Dataset entries:
>> Begin

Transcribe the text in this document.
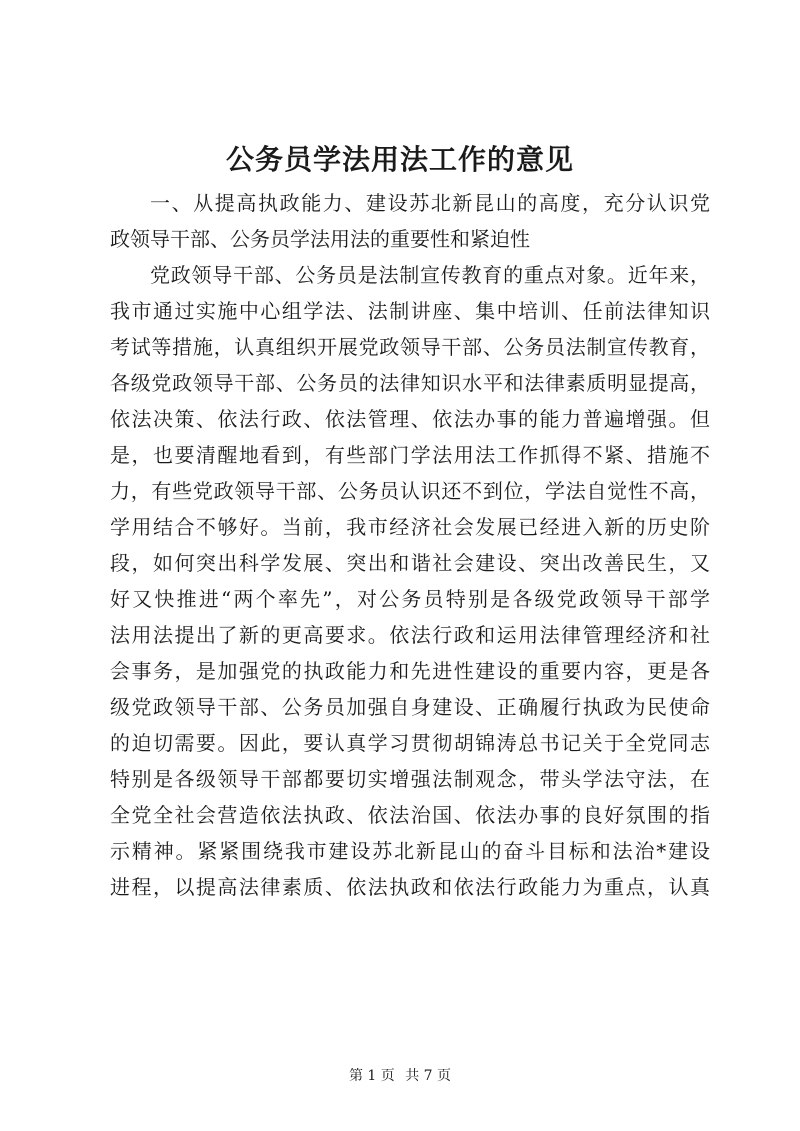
公务员学法用法工作的意见
一、从提高执政能力、建设苏北新昆山的高度，充分认识党
政领导干部、公务员学法用法的重要性和紧迫性
党政领导干部、公务员是法制宣传教育的重点对象。近年来，
我市通过实施中心组学法、法制讲座、集中培训、任前法律知识
考试等措施，认真组织开展党政领导干部、公务员法制宣传教育，
各级党政领导干部、公务员的法律知识水平和法律素质明显提高，
依法决策、依法行政、依法管理、依法办事的能力普遍增强。但
是，也要清醒地看到，有些部门学法用法工作抓得不紧、措施不
力，有些党政领导干部、公务员认识还不到位，学法自觉性不高，
学用结合不够好。当前，我市经济社会发展已经进入新的历史阶
段，如何突出科学发展、突出和谐社会建设、突出改善民生，又
好又快推进“两个率先”，对公务员特别是各级党政领导干部学
法用法提出了新的更高要求。依法行政和运用法律管理经济和社
会事务，是加强党的执政能力和先进性建设的重要内容，更是各
级党政领导干部、公务员加强自身建设、正确履行执政为民使命
的迫切需要。因此，要认真学习贯彻胡锦涛总书记关于全党同志
特别是各级领导干部都要切实增强法制观念，带头学法守法，在
全党全社会营造依法执政、依法治国、依法办事的良好氛围的指
示精神。紧紧围绕我市建设苏北新昆山的奋斗目标和法治*建设
进程，以提高法律素质、依法执政和依法行政能力为重点，认真
第 1 页 共 7 页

>> End

▸ **TASK TO CARRY OUT**
Your task is to transcribe all of the records precisely, with no images included.

▸ **EXERCISE SOLUTION**
Transcribe the text in this document.
公务员学法用法工作的意见
一、从提高执政能力、建设苏北新昆山的高度，充分认识党
政领导干部、公务员学法用法的重要性和紧迫性
党政领导干部、公务员是法制宣传教育的重点对象。近年来，
我市通过实施中心组学法、法制讲座、集中培训、任前法律知识
考试等措施，认真组织开展党政领导干部、公务员法制宣传教育，
各级党政领导干部、公务员的法律知识水平和法律素质明显提高，
依法决策、依法行政、依法管理、依法办事的能力普遍增强。但
是，也要清醒地看到，有些部门学法用法工作抓得不紧、措施不
力，有些党政领导干部、公务员认识还不到位，学法自觉性不高，
学用结合不够好。当前，我市经济社会发展已经进入新的历史阶
段，如何突出科学发展、突出和谐社会建设、突出改善民生，又
好又快推进“两个率先”，对公务员特别是各级党政领导干部学
法用法提出了新的更高要求。依法行政和运用法律管理经济和社
会事务，是加强党的执政能力和先进性建设的重要内容，更是各
级党政领导干部、公务员加强自身建设、正确履行执政为民使命
的迫切需要。因此，要认真学习贯彻胡锦涛总书记关于全党同志
特别是各级领导干部都要切实增强法制观念，带头学法守法，在
全党全社会营造依法执政、依法治国、依法办事的良好氛围的指
示精神。紧紧围绕我市建设苏北新昆山的奋斗目标和法治*建设
进程，以提高法律素质、依法执政和依法行政能力为重点，认真
第 1 页 共 7 页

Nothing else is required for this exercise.